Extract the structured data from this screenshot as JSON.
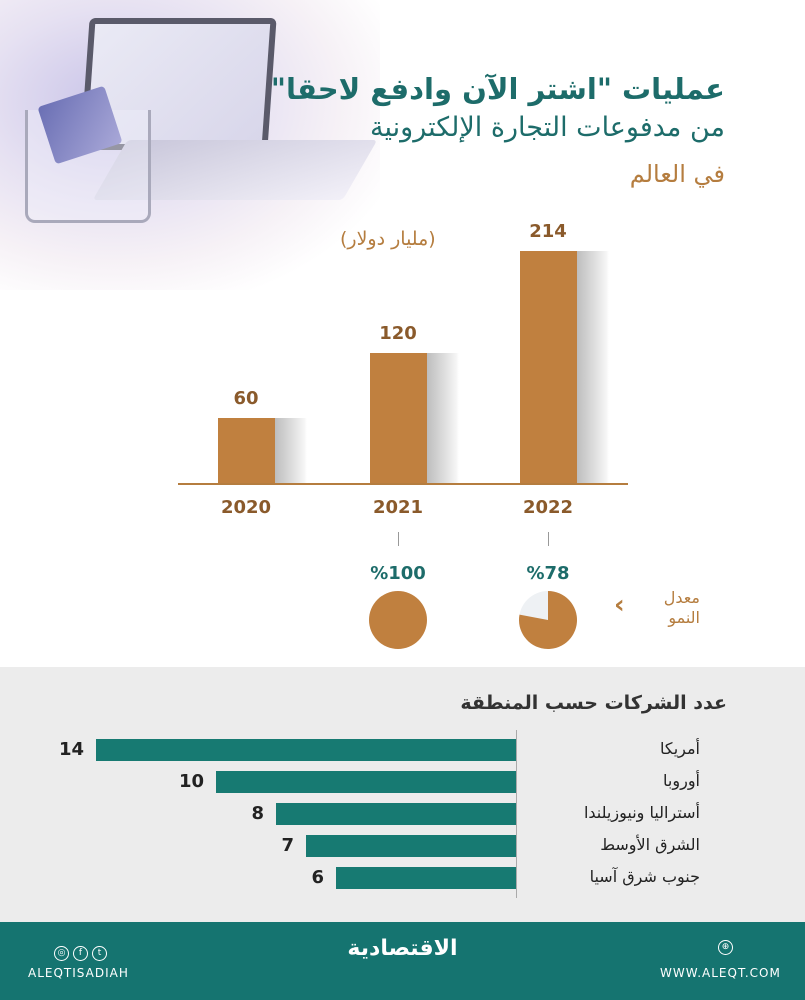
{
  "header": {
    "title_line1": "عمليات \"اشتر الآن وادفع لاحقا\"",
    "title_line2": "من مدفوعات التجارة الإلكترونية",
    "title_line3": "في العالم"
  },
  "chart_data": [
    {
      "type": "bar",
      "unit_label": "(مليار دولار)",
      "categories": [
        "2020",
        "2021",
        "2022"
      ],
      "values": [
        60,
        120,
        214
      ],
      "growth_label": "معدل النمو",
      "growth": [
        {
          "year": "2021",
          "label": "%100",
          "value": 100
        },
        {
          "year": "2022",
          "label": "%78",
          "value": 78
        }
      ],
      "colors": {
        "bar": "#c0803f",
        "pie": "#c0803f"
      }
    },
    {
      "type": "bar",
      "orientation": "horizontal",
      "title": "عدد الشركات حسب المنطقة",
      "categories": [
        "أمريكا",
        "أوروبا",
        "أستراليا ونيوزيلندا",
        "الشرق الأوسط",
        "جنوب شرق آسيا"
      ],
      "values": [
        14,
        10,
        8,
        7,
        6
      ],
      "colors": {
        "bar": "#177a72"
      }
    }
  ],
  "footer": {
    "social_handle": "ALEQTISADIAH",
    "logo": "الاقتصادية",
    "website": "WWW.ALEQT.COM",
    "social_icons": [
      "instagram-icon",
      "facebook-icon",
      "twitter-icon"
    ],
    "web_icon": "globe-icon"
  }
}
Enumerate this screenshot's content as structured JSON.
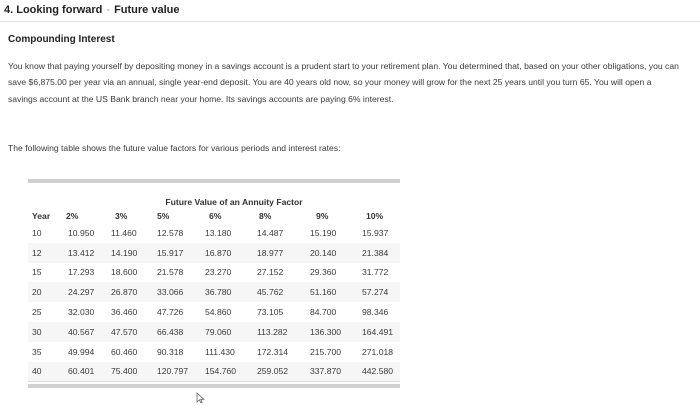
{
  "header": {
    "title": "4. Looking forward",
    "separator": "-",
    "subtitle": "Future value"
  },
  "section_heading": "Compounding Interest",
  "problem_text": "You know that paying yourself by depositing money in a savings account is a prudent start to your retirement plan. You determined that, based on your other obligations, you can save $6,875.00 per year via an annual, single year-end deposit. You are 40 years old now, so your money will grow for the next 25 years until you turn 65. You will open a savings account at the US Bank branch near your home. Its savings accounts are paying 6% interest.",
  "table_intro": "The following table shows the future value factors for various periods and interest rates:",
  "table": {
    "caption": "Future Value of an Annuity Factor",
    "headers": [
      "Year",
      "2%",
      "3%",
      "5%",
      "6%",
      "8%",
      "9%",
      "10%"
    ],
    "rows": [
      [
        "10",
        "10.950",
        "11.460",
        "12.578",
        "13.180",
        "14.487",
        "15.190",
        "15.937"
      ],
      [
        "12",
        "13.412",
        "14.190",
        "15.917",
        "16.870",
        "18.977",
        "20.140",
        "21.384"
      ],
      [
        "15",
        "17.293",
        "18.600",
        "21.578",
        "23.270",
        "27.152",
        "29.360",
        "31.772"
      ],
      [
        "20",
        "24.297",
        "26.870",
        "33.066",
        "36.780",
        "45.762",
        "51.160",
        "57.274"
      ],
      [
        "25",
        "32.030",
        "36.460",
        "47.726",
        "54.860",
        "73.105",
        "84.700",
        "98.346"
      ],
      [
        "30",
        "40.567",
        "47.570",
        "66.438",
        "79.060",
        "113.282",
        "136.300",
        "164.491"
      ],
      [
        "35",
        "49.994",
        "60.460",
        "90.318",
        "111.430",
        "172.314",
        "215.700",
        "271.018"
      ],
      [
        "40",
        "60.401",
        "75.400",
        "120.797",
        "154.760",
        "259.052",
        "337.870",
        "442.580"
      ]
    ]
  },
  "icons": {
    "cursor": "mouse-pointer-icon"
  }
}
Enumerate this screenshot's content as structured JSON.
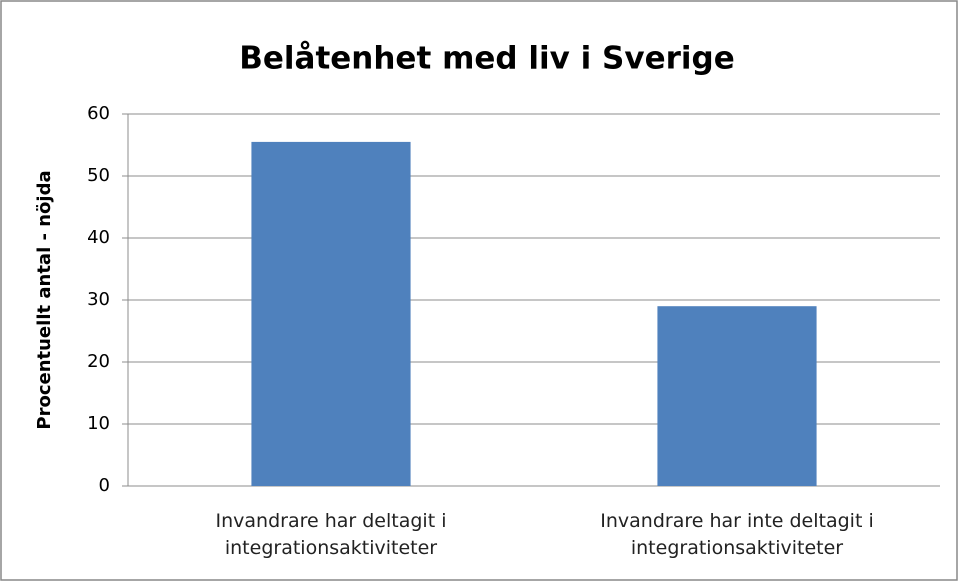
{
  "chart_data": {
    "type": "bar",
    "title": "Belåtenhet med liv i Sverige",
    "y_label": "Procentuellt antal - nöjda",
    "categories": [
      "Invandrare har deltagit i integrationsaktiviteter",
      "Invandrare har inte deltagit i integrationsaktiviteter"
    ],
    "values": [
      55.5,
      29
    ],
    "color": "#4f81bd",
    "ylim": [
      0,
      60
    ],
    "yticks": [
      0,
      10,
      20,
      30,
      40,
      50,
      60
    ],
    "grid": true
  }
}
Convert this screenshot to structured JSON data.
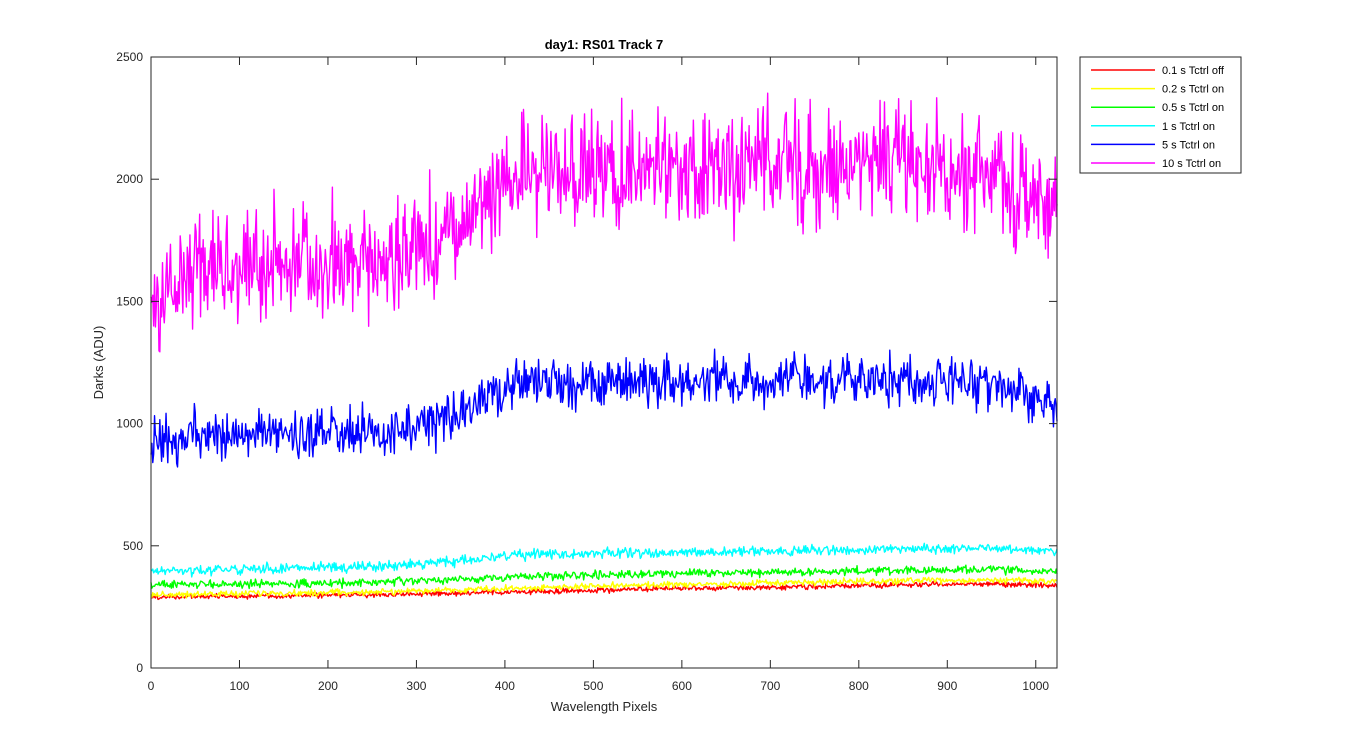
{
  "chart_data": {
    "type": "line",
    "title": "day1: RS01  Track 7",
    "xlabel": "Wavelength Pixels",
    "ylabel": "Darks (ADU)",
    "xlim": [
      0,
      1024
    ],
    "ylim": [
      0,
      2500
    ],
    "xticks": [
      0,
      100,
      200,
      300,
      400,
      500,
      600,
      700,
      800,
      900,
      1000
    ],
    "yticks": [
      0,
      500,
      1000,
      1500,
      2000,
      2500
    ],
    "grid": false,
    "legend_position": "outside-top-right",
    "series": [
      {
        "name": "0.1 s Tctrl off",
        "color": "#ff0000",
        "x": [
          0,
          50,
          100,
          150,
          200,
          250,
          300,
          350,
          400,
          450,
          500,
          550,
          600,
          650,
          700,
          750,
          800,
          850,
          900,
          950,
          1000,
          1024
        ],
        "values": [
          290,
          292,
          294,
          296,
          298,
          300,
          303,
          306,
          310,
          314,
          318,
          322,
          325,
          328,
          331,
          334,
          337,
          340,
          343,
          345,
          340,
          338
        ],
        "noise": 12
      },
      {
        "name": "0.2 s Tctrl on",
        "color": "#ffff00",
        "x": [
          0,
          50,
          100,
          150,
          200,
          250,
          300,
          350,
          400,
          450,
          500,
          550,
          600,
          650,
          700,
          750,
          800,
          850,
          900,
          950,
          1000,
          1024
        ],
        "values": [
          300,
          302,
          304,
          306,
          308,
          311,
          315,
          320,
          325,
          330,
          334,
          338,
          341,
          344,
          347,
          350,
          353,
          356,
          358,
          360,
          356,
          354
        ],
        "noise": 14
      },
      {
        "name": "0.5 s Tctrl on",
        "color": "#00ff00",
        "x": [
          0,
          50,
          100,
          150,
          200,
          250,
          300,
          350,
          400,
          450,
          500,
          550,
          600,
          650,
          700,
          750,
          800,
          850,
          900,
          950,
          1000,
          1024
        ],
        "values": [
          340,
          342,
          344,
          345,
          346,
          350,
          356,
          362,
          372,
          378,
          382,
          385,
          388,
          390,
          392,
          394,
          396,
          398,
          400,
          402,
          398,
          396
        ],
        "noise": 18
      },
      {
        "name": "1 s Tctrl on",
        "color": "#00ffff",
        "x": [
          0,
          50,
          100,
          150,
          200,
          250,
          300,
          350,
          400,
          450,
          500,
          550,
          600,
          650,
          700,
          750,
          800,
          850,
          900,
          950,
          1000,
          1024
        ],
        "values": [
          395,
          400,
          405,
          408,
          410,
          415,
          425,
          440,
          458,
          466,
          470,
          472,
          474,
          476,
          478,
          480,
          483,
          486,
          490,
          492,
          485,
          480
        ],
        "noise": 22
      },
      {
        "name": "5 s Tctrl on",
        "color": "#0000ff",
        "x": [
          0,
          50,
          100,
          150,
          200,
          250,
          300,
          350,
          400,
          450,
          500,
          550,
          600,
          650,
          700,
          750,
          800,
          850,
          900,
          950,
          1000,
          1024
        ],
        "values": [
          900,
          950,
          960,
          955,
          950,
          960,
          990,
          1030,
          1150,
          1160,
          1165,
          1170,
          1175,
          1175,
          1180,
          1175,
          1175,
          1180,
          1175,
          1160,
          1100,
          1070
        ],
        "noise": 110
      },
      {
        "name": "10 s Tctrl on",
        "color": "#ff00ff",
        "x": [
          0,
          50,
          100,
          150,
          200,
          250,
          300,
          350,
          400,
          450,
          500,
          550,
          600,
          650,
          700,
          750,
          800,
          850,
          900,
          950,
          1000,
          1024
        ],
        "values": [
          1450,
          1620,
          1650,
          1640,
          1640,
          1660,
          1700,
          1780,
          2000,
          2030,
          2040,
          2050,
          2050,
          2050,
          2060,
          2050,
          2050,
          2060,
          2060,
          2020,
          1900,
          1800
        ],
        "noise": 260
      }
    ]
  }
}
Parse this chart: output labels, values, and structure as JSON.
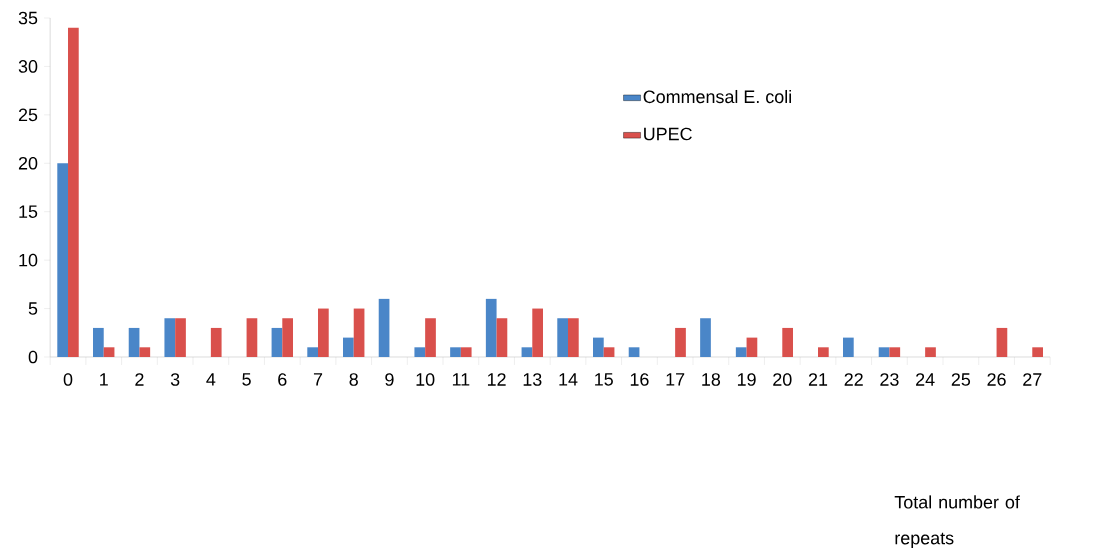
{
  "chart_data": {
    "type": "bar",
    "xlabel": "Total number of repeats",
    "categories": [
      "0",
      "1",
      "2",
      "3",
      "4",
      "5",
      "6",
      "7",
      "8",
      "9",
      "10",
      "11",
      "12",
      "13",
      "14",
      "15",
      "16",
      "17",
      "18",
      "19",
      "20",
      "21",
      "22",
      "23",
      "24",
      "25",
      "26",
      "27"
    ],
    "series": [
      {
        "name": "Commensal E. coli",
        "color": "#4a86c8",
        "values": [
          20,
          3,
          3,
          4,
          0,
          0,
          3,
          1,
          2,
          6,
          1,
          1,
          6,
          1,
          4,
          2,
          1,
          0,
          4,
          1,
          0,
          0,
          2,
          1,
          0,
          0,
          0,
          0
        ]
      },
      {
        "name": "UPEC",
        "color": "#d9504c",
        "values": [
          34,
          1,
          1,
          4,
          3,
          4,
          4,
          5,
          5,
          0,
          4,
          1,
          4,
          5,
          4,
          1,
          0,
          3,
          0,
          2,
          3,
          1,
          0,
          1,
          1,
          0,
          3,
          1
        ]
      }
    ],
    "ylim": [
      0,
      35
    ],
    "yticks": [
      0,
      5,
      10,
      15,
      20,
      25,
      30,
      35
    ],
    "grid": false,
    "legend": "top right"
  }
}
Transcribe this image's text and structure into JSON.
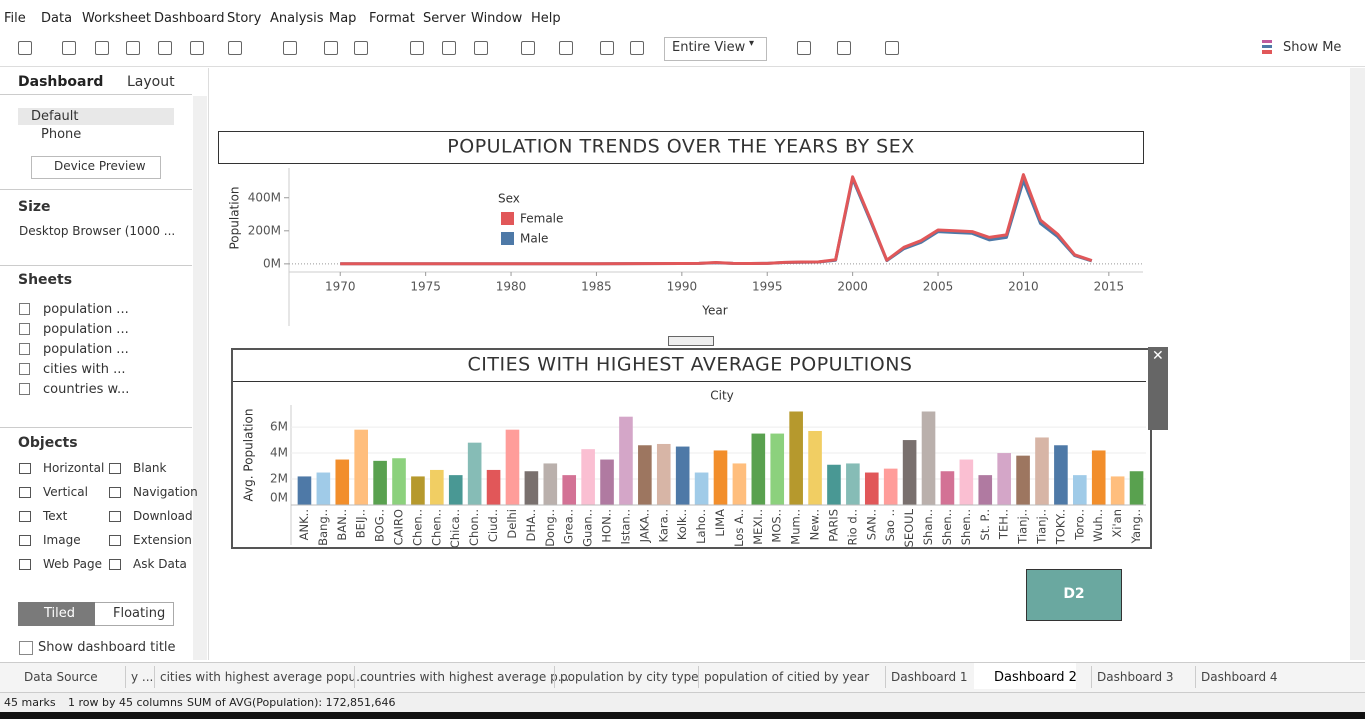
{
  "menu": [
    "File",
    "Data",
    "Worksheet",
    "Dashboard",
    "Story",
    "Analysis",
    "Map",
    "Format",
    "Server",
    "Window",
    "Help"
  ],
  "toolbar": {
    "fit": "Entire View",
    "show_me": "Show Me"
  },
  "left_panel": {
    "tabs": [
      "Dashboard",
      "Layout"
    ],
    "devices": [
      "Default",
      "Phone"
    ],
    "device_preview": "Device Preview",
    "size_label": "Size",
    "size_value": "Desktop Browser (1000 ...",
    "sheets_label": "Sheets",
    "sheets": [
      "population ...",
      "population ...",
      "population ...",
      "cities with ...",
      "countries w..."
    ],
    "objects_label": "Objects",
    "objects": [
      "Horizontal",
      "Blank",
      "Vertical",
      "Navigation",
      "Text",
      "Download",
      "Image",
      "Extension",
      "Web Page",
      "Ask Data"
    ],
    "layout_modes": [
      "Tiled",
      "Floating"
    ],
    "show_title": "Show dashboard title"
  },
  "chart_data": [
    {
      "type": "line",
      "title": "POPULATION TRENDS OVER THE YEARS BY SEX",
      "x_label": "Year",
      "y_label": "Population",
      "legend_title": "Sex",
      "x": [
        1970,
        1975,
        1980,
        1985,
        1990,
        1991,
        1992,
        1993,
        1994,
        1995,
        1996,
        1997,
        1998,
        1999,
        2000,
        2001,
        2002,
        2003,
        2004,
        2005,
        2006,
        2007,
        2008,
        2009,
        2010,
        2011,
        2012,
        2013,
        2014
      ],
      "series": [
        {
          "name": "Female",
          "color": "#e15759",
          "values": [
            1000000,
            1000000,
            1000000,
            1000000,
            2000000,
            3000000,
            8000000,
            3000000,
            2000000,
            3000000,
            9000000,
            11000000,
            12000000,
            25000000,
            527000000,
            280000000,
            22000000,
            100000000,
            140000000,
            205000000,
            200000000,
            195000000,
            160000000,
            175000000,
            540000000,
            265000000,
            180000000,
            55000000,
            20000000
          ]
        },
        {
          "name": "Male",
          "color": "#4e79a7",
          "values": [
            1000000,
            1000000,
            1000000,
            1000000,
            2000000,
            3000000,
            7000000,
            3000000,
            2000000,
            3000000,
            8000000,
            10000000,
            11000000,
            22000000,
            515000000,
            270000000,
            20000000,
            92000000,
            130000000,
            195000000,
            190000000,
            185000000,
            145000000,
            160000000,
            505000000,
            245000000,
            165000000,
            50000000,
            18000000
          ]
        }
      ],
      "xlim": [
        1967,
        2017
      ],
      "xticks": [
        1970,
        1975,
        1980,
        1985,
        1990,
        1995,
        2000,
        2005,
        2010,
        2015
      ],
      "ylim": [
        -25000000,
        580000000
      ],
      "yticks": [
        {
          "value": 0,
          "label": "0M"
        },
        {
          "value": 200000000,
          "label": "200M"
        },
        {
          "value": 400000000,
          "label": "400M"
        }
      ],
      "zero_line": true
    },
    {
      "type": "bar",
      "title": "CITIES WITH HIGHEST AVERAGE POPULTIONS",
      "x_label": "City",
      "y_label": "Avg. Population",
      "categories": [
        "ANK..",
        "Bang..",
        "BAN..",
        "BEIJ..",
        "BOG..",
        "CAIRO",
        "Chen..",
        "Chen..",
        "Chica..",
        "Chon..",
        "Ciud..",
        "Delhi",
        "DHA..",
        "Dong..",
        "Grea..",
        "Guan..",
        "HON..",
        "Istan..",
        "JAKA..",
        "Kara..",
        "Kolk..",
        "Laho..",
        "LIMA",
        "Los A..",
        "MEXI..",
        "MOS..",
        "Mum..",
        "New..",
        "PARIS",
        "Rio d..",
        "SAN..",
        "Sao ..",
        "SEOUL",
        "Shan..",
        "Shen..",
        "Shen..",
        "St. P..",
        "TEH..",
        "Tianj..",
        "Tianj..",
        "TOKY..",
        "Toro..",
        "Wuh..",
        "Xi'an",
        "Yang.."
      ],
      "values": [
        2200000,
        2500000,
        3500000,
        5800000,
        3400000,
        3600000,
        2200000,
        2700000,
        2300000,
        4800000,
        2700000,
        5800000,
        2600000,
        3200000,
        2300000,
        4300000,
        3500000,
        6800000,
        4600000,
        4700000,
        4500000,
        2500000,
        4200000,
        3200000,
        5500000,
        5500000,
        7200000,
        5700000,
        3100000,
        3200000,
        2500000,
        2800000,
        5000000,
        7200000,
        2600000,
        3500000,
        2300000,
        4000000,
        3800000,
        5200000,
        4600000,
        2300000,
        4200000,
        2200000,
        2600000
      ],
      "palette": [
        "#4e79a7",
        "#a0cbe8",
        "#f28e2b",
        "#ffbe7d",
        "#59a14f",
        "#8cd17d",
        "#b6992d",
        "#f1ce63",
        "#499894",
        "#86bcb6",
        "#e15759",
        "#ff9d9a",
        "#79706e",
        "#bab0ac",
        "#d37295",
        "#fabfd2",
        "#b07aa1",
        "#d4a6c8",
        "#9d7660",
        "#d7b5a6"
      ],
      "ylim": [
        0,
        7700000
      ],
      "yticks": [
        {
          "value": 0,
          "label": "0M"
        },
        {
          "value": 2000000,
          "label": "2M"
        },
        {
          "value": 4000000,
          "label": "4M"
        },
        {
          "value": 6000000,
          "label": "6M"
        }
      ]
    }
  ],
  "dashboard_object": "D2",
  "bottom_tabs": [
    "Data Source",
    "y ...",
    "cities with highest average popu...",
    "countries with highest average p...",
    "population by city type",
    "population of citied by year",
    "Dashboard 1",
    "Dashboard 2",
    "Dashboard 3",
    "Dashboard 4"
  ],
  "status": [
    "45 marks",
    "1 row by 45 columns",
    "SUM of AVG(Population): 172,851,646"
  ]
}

━━━━━━━━━━━━━━━━

# What is expected:
Return every line of the preceding records in which the word "table" appears.

# Result of the task:
  "table_intro": "The following table shows the future value factors for various periods and interest rates:",
  "table": {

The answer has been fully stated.